### Extracted records:

□ □ □ □ □ □ □

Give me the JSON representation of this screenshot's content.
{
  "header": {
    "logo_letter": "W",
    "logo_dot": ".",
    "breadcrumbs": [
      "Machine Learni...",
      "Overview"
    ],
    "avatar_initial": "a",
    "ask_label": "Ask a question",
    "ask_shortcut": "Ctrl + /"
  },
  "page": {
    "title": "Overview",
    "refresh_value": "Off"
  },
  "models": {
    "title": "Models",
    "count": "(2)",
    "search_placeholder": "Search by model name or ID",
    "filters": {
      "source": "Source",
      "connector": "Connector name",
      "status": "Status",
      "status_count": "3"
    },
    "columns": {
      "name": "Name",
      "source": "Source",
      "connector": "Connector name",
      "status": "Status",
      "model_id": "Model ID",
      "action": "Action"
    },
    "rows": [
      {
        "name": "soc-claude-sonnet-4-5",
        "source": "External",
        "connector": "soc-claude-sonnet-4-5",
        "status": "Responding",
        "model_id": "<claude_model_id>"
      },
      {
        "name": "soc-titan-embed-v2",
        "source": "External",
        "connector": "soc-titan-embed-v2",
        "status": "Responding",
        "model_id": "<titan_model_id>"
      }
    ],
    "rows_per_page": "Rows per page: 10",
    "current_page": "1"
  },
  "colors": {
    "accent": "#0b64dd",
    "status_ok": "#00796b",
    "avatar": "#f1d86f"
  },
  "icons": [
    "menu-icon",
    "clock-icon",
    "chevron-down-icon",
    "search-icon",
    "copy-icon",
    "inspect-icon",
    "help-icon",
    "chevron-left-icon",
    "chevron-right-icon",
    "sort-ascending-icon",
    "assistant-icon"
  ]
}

□ □ □ □ □ □ □

### What you have to do:
Which lines above contain "name"? Show each of them.

### Answer to this task:
    "search_placeholder": "Search by model name or ID",
      "connector": "Connector name",
      "name": "Name",
      "connector": "Connector name",
        "name": "soc-claude-sonnet-4-5",
        "name": "soc-titan-embed-v2",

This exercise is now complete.